Below are some records; repeat them all exactly, minus the pictures.

● ● ●

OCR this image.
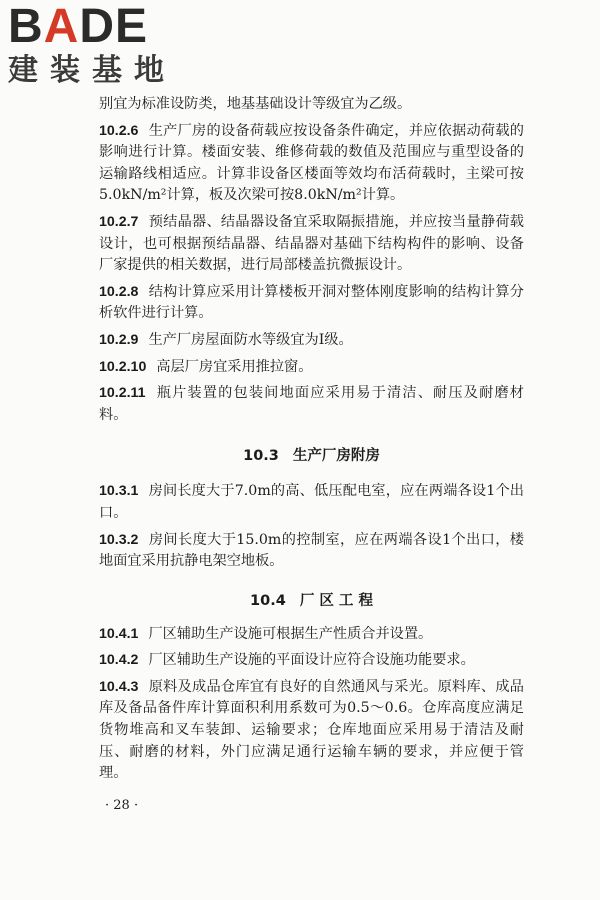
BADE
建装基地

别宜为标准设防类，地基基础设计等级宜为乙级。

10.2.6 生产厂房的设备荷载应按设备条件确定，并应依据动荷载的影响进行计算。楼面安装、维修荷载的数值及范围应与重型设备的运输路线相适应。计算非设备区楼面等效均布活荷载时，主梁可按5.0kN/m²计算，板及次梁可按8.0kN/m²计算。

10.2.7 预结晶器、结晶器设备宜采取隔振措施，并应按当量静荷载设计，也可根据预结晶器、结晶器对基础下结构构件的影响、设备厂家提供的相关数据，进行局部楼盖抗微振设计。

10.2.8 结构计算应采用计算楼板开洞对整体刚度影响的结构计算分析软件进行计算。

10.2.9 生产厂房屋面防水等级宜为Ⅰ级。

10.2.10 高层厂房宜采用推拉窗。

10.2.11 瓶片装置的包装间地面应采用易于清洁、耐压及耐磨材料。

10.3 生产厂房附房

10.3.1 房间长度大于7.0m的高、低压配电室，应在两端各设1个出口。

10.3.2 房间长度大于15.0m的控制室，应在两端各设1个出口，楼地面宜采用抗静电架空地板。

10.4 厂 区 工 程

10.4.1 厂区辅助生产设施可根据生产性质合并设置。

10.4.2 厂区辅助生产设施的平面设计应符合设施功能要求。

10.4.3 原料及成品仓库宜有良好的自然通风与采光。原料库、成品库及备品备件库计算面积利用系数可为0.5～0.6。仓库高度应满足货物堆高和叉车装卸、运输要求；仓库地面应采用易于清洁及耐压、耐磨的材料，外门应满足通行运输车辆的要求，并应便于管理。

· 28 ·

● ● ●

» REPLY TO THE EXERCISE:
OCR this image.
BADE
建装基地

别宜为标准设防类，地基基础设计等级宜为乙级。

10.2.6 生产厂房的设备荷载应按设备条件确定，并应依据动荷载的影响进行计算。楼面安装、维修荷载的数值及范围应与重型设备的运输路线相适应。计算非设备区楼面等效均布活荷载时，主梁可按5.0kN/m²计算，板及次梁可按8.0kN/m²计算。

10.2.7 预结晶器、结晶器设备宜采取隔振措施，并应按当量静荷载设计，也可根据预结晶器、结晶器对基础下结构构件的影响、设备厂家提供的相关数据，进行局部楼盖抗微振设计。

10.2.8 结构计算应采用计算楼板开洞对整体刚度影响的结构计算分析软件进行计算。

10.2.9 生产厂房屋面防水等级宜为Ⅰ级。

10.2.10 高层厂房宜采用推拉窗。

10.2.11 瓶片装置的包装间地面应采用易于清洁、耐压及耐磨材料。

10.3 生产厂房附房

10.3.1 房间长度大于7.0m的高、低压配电室，应在两端各设1个出口。

10.3.2 房间长度大于15.0m的控制室，应在两端各设1个出口，楼地面宜采用抗静电架空地板。

10.4 厂 区 工 程

10.4.1 厂区辅助生产设施可根据生产性质合并设置。

10.4.2 厂区辅助生产设施的平面设计应符合设施功能要求。

10.4.3 原料及成品仓库宜有良好的自然通风与采光。原料库、成品库及备品备件库计算面积利用系数可为0.5～0.6。仓库高度应满足货物堆高和叉车装卸、运输要求；仓库地面应采用易于清洁及耐压、耐磨的材料，外门应满足通行运输车辆的要求，并应便于管理。

· 28 ·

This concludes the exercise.